# Stated goal
Report how many lines contain "this"; state the number and nothing else.

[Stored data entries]
■ ■ ■

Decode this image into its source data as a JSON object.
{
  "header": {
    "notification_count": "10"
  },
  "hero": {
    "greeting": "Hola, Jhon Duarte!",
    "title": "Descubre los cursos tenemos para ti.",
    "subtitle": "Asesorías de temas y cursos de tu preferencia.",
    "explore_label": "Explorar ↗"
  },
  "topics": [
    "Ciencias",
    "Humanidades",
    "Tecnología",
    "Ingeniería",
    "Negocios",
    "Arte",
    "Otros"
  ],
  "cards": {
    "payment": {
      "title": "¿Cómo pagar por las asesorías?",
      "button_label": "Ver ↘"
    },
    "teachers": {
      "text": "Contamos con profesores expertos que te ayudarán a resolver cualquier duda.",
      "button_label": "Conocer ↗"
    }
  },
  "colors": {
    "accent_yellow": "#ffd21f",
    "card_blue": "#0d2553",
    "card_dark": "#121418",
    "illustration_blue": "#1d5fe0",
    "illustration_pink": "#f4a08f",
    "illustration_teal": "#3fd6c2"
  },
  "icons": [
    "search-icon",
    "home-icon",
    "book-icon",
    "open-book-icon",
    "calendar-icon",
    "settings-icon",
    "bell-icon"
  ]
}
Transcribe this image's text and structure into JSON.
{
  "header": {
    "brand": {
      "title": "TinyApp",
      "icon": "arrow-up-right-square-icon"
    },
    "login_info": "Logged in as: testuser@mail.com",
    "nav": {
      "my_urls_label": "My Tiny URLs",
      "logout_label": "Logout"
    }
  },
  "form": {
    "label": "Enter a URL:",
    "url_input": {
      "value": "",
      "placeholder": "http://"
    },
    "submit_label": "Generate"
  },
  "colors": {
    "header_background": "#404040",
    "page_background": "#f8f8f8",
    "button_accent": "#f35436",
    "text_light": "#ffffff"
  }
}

■ ■ ■

# Output of the task
2